* _Prompt_
Records follow. Pull out every line that contains "website".
*****
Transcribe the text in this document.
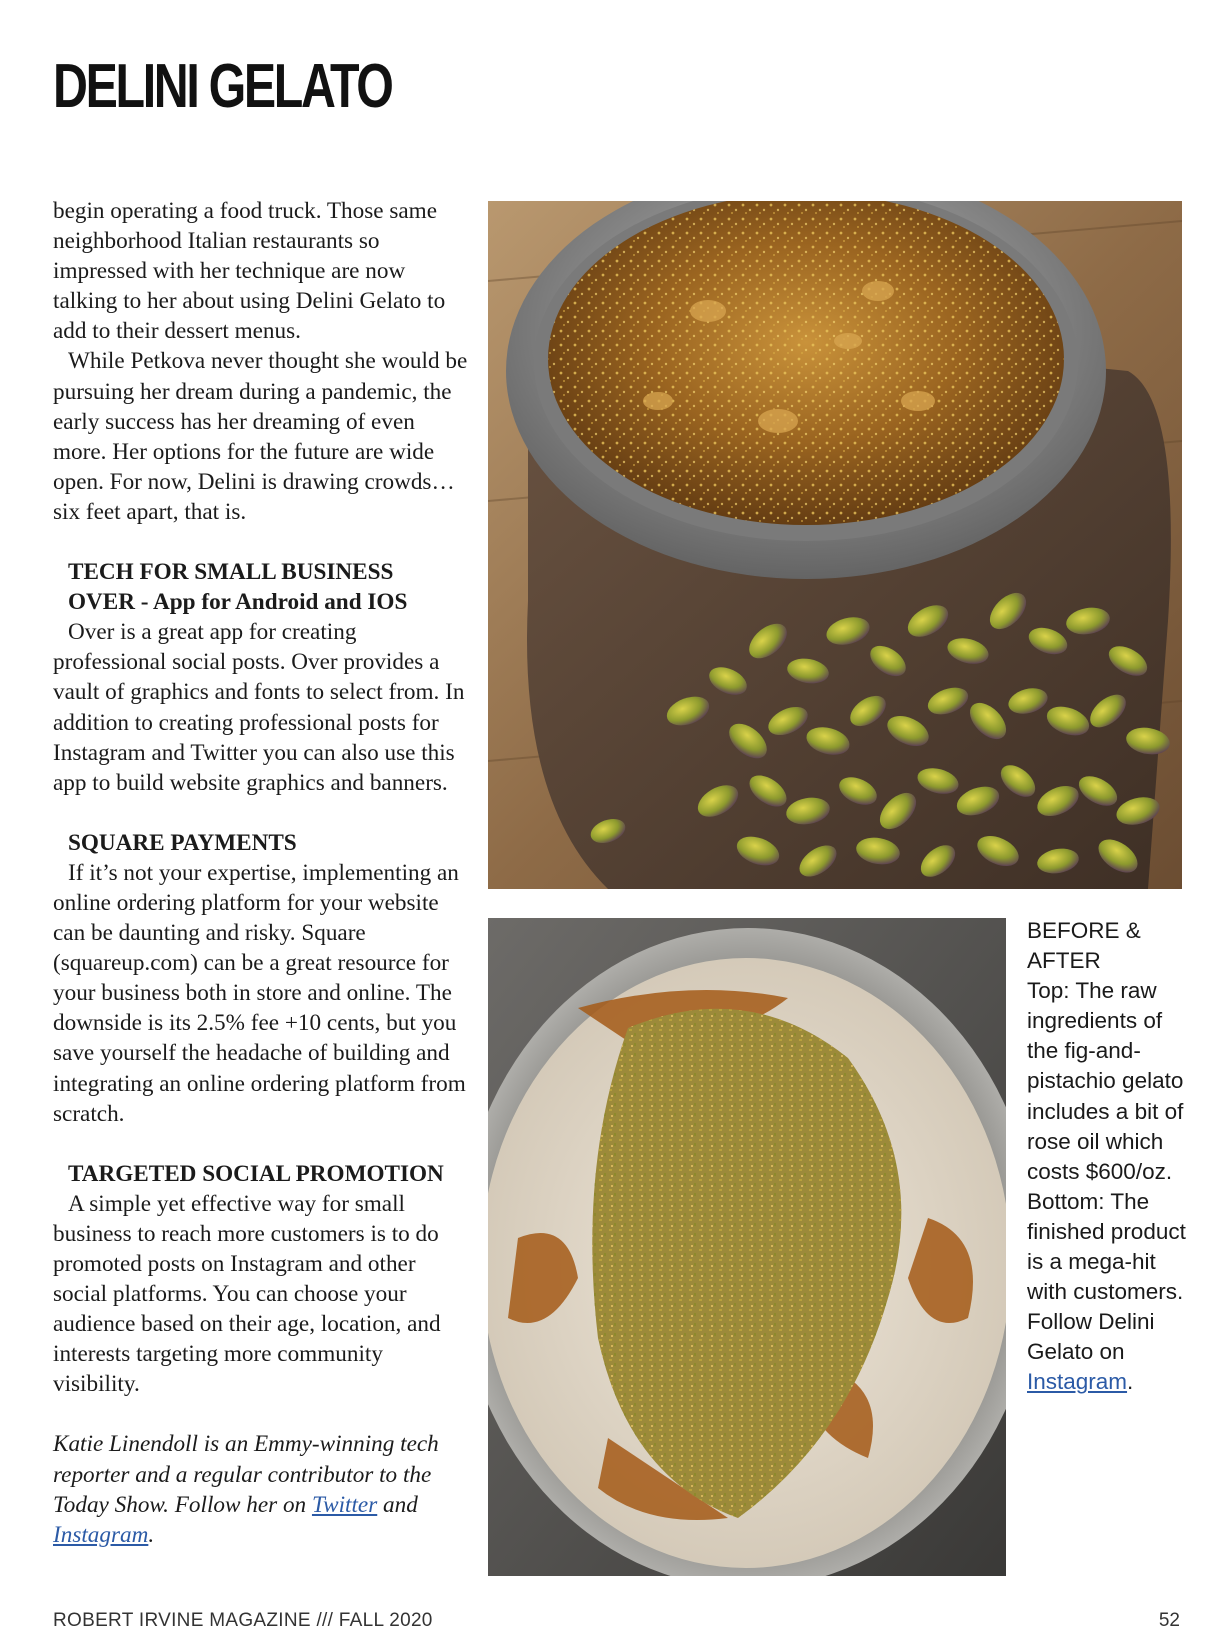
DELINI GELATO

begin operating a food truck. Those same neighborhood Italian restaurants so impressed with her technique are now talking to her about using Delini Gelato to add to their dessert menus.

While Petkova never thought she would be pursuing her dream during a pandemic, the early success has her dreaming of even more. Her options for the future are wide open. For now, Delini is drawing crowds… six feet apart, that is.

TECH FOR SMALL BUSINESS

OVER - App for Android and IOS

Over is a great app for creating professional social posts. Over provides a vault of graphics and fonts to select from. In addition to creating professional posts for Instagram and Twitter you can also use this app to build website graphics and banners.

SQUARE PAYMENTS

If it’s not your expertise, implementing an online ordering platform for your website can be daunting and risky. Square (squareup.com) can be a great resource for your business both in store and online. The downside is its 2.5% fee +10 cents, but you save yourself the headache of building and integrating an online ordering platform from scratch.

TARGETED SOCIAL PROMOTION

A simple yet effective way for small business to reach more customers is to do promoted posts on Instagram and other social platforms. You can choose your audience based on their age, location, and interests targeting more community visibility.

Katie Linendoll is an Emmy-winning tech reporter and a regular contributor to the Today Show. Follow her on Twitter and Instagram.

BEFORE & AFTER

Top: The raw ingredients of the fig-and-pistachio gelato includes a bit of rose oil which costs $600/oz. Bottom: The finished product is a mega-hit with customers. Follow Delini Gelato on Instagram.

ROBERT IRVINE MAGAZINE /// FALL 2020	52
*****
* _Expected answer_
Over is a great app for creating professional social posts. Over provides a vault of graphics and fonts to select from. In addition to creating professional posts for Instagram and Twitter you can also use this app to build website graphics and banners.
If it’s not your expertise, implementing an online ordering platform for your website can be daunting and risky. Square (squareup.com) can be a great resource for your business both in store and online. The downside is its 2.5% fee +10 cents, but you save yourself the headache of building and integrating an online ordering platform from scratch.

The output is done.